* Provided records *
BEGIN
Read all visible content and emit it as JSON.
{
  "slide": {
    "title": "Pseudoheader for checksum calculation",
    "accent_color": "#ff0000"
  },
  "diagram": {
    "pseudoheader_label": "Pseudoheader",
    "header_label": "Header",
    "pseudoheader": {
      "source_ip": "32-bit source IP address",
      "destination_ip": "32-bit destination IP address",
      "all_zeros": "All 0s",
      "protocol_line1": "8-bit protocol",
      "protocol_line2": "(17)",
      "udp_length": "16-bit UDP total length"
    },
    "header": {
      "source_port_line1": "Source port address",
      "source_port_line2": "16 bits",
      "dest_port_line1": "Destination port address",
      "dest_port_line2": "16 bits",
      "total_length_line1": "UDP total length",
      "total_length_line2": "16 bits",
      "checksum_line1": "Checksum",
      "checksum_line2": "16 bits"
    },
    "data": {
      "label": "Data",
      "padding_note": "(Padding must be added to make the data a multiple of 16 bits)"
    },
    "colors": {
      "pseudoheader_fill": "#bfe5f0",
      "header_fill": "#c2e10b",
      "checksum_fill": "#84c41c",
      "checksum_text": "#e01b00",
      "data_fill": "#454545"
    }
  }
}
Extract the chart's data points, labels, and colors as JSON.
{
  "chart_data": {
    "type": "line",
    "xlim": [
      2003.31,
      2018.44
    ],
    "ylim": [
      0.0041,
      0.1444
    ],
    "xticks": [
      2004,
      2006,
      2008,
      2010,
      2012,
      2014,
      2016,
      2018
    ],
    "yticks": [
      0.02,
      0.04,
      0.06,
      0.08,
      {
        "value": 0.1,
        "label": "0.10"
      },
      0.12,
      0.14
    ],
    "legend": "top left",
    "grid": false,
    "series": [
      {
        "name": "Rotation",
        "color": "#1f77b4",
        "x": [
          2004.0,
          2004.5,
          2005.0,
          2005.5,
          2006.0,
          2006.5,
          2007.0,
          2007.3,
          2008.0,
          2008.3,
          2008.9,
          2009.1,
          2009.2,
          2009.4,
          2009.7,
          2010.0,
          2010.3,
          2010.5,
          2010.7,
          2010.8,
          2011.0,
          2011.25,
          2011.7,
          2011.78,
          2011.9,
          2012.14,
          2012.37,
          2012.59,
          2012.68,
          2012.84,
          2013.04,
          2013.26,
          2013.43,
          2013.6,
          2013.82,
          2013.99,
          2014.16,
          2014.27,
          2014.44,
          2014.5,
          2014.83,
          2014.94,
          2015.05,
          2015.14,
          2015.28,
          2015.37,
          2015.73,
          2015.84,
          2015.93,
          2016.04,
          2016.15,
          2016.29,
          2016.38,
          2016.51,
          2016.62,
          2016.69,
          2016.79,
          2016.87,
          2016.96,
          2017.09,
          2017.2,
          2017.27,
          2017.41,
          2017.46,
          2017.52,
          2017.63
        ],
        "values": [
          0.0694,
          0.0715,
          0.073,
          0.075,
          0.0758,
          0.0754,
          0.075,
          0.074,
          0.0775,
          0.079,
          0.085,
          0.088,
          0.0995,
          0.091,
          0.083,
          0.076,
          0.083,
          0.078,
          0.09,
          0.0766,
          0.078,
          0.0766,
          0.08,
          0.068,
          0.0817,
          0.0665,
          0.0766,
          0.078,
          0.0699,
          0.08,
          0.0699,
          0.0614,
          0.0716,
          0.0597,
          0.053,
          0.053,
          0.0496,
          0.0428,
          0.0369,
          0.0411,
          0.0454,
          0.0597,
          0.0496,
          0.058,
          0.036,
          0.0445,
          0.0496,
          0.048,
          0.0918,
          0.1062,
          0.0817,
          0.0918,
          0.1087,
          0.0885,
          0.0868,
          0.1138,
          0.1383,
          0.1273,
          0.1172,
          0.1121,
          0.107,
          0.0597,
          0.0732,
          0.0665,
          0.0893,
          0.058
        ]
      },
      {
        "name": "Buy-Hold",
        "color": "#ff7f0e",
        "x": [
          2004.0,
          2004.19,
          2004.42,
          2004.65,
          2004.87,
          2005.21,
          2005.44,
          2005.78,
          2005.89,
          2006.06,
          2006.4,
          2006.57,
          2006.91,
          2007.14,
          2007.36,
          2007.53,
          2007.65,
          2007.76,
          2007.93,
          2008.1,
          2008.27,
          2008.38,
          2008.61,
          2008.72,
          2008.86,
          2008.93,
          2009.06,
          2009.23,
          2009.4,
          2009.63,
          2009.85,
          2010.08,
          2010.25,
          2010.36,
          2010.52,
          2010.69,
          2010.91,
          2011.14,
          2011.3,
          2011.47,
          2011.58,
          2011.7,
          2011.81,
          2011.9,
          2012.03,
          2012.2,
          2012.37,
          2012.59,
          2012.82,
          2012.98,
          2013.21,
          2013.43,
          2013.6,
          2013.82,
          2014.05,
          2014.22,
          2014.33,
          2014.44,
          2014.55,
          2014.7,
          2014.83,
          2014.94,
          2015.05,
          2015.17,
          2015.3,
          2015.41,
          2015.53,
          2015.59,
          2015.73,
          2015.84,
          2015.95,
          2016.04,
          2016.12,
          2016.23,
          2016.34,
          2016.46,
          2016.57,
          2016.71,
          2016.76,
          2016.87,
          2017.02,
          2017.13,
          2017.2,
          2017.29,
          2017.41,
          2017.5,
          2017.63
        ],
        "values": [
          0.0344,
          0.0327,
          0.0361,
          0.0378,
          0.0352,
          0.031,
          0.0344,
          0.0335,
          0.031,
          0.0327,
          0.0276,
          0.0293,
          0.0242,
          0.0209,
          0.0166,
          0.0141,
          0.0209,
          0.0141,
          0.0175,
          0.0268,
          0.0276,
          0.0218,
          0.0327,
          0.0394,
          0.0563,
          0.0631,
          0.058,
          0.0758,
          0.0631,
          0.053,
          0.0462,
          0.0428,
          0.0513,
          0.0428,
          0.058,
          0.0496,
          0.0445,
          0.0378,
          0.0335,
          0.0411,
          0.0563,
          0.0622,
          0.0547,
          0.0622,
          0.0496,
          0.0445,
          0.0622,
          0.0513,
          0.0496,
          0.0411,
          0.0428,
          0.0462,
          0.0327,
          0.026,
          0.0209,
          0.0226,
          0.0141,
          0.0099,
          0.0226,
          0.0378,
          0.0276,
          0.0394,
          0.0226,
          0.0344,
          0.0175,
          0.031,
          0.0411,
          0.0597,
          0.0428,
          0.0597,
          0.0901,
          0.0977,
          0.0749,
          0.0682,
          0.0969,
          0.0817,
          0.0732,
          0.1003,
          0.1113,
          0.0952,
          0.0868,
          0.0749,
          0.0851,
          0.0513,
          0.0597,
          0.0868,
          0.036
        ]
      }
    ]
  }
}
END
* Given problem *
Identify the lines in the records above that contain the word "address", then state how many there are and nothing more.

* Response to this task *
4